◆ Exercise task
Which lines in the material below contain the word "Female"? Copy each of them.

--- begin Material provided ---

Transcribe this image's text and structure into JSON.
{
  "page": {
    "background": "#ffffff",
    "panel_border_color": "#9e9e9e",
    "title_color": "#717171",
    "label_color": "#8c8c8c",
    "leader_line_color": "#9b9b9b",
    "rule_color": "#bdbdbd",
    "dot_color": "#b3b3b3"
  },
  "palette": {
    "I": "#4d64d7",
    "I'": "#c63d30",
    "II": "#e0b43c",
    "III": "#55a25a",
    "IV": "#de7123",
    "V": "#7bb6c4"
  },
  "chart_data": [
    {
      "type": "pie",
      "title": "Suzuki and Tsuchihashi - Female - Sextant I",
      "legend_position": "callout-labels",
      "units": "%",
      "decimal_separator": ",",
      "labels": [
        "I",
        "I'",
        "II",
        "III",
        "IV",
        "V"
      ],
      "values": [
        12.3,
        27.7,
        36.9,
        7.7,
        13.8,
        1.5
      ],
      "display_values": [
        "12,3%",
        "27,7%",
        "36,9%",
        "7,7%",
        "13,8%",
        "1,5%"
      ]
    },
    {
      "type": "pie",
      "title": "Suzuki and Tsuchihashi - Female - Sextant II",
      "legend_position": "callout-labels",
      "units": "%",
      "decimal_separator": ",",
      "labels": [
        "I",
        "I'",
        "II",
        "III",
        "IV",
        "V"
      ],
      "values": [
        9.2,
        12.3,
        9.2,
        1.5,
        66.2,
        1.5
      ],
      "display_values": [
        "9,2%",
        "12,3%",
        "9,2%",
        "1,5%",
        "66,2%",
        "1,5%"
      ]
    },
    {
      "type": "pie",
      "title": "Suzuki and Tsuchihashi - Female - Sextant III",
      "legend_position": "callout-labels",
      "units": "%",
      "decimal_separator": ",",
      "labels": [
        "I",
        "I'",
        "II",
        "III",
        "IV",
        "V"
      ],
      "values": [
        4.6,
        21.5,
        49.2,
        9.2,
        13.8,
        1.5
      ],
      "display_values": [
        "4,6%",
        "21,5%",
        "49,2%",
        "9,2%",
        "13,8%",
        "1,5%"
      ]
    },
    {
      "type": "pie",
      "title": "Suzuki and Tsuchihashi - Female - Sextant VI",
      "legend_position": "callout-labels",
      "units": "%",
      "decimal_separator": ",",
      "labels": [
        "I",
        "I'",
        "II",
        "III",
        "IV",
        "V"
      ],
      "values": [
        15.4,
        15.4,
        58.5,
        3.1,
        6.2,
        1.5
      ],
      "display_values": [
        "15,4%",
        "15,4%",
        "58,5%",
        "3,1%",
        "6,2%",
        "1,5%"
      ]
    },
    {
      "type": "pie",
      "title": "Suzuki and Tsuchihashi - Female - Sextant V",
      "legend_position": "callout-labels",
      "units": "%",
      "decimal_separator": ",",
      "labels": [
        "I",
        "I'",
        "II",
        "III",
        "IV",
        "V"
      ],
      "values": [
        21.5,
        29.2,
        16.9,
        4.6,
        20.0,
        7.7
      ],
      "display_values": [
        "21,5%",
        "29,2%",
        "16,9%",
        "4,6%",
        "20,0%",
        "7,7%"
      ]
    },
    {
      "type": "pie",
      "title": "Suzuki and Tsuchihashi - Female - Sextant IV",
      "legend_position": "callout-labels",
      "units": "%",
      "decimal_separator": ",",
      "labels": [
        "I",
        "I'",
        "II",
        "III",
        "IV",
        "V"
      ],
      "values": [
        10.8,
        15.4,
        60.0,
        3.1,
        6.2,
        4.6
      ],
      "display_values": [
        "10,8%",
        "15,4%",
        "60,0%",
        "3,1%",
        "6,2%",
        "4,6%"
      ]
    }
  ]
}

--- end Material provided ---

◆ Completed exercise
      "title": "Suzuki and Tsuchihashi - Female - Sextant I",
      "title": "Suzuki and Tsuchihashi - Female - Sextant II",
      "title": "Suzuki and Tsuchihashi - Female - Sextant III",
      "title": "Suzuki and Tsuchihashi - Female - Sextant VI",
      "title": "Suzuki and Tsuchihashi - Female - Sextant V",
      "title": "Suzuki and Tsuchihashi - Female - Sextant IV",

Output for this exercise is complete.